=== Exercise prompt ===
Restate the listing below word for word, omitting any images.

.....

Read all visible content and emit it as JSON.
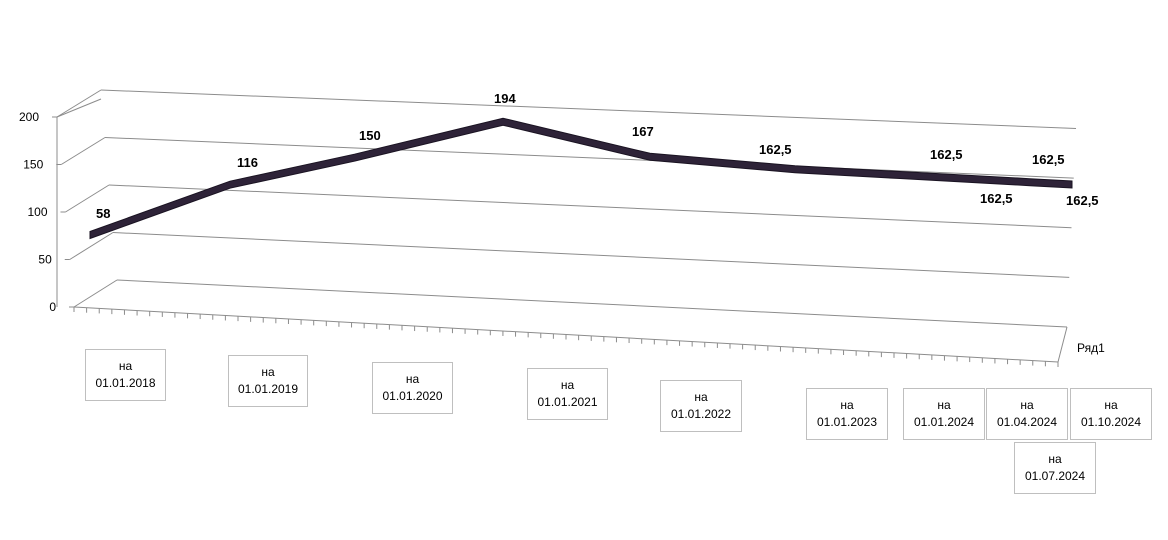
{
  "chart_data": {
    "type": "line",
    "categories": [
      [
        "на",
        "01.01.2018"
      ],
      [
        "на",
        "01.01.2019"
      ],
      [
        "на",
        "01.01.2020"
      ],
      [
        "на",
        "01.01.2021"
      ],
      [
        "на",
        "01.01.2022"
      ],
      [
        "на",
        "01.01.2023"
      ],
      [
        "на",
        "01.01.2024"
      ],
      [
        "на",
        "01.04.2024"
      ],
      [
        "на",
        "01.07.2024"
      ],
      [
        "на",
        "01.10.2024"
      ]
    ],
    "series": [
      {
        "name": "Ряд1",
        "values": [
          58,
          116,
          150,
          194,
          167,
          162.5,
          162.5,
          162.5,
          162.5,
          162.5
        ],
        "labels": [
          "58",
          "116",
          "150",
          "194",
          "167",
          "162,5",
          "162,5",
          "162,5",
          "162,5",
          "162,5"
        ],
        "color": "#2e2338"
      }
    ],
    "yticks": [
      "0",
      "50",
      "100",
      "150",
      "200"
    ],
    "ylim": [
      0,
      200
    ],
    "grid": true,
    "style": "3d-line",
    "legend": "none"
  }
}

.....

=== Output of the task ===
Read all visible content and emit it as JSON.
{
  "chart_data": {
    "type": "line",
    "categories": [
      [
        "на",
        "01.01.2018"
      ],
      [
        "на",
        "01.01.2019"
      ],
      [
        "на",
        "01.01.2020"
      ],
      [
        "на",
        "01.01.2021"
      ],
      [
        "на",
        "01.01.2022"
      ],
      [
        "на",
        "01.01.2023"
      ],
      [
        "на",
        "01.01.2024"
      ],
      [
        "на",
        "01.04.2024"
      ],
      [
        "на",
        "01.07.2024"
      ],
      [
        "на",
        "01.10.2024"
      ]
    ],
    "series": [
      {
        "name": "Ряд1",
        "values": [
          58,
          116,
          150,
          194,
          167,
          162.5,
          162.5,
          162.5,
          162.5,
          162.5
        ],
        "labels": [
          "58",
          "116",
          "150",
          "194",
          "167",
          "162,5",
          "162,5",
          "162,5",
          "162,5",
          "162,5"
        ],
        "color": "#2e2338"
      }
    ],
    "yticks": [
      "0",
      "50",
      "100",
      "150",
      "200"
    ],
    "ylim": [
      0,
      200
    ],
    "grid": true,
    "style": "3d-line",
    "legend": "none"
  }
}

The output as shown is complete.